**GIVEN PROBLEM**
Find the string "item" in the listing and report every line that has it.

**RECORDS**
==================================================
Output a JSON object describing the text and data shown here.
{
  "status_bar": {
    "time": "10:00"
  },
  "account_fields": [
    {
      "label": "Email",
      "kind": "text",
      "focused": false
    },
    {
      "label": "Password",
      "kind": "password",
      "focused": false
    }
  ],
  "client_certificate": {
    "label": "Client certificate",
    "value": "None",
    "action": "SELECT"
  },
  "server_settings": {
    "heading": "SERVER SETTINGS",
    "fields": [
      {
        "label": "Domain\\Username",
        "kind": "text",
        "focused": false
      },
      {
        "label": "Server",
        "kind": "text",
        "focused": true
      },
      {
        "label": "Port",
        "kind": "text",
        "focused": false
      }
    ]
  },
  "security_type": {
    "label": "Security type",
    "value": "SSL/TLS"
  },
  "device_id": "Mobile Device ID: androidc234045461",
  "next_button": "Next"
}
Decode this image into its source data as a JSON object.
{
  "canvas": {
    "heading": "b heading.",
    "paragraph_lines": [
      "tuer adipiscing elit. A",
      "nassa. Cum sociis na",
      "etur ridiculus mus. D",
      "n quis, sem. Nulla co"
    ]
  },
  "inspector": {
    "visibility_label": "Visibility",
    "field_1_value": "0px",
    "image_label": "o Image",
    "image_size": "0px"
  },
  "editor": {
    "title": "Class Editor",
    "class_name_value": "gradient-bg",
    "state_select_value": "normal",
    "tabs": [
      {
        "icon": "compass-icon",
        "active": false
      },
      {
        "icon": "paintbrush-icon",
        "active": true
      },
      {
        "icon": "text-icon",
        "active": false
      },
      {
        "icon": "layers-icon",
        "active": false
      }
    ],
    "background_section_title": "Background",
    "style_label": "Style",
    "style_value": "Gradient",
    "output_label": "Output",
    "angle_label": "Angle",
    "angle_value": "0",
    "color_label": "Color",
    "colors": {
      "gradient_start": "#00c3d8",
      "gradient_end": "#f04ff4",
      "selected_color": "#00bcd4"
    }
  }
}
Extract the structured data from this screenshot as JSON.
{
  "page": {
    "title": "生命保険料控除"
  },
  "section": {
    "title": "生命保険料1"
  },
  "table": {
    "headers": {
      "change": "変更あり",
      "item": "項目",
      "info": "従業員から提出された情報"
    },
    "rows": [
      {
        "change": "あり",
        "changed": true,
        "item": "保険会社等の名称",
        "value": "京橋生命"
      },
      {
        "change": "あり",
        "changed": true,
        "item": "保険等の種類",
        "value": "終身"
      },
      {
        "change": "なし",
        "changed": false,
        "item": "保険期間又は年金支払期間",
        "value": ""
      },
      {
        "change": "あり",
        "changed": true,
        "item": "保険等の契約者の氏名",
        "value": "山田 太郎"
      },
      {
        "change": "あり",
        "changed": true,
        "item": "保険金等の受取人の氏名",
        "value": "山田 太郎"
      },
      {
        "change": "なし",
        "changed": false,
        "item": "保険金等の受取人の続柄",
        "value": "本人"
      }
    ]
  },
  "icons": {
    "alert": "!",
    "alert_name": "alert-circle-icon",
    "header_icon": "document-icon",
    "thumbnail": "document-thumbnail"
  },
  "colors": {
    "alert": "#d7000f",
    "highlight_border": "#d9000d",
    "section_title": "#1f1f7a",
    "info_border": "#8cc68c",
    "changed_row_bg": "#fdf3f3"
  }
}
==================================================
**THE RESULT**
      "item": "項目",
        "item": "保険会社等の名称",
        "item": "保険等の種類",
        "item": "保険期間又は年金支払期間",
        "item": "保険等の契約者の氏名",
        "item": "保険金等の受取人の氏名",
        "item": "保険金等の受取人の続柄",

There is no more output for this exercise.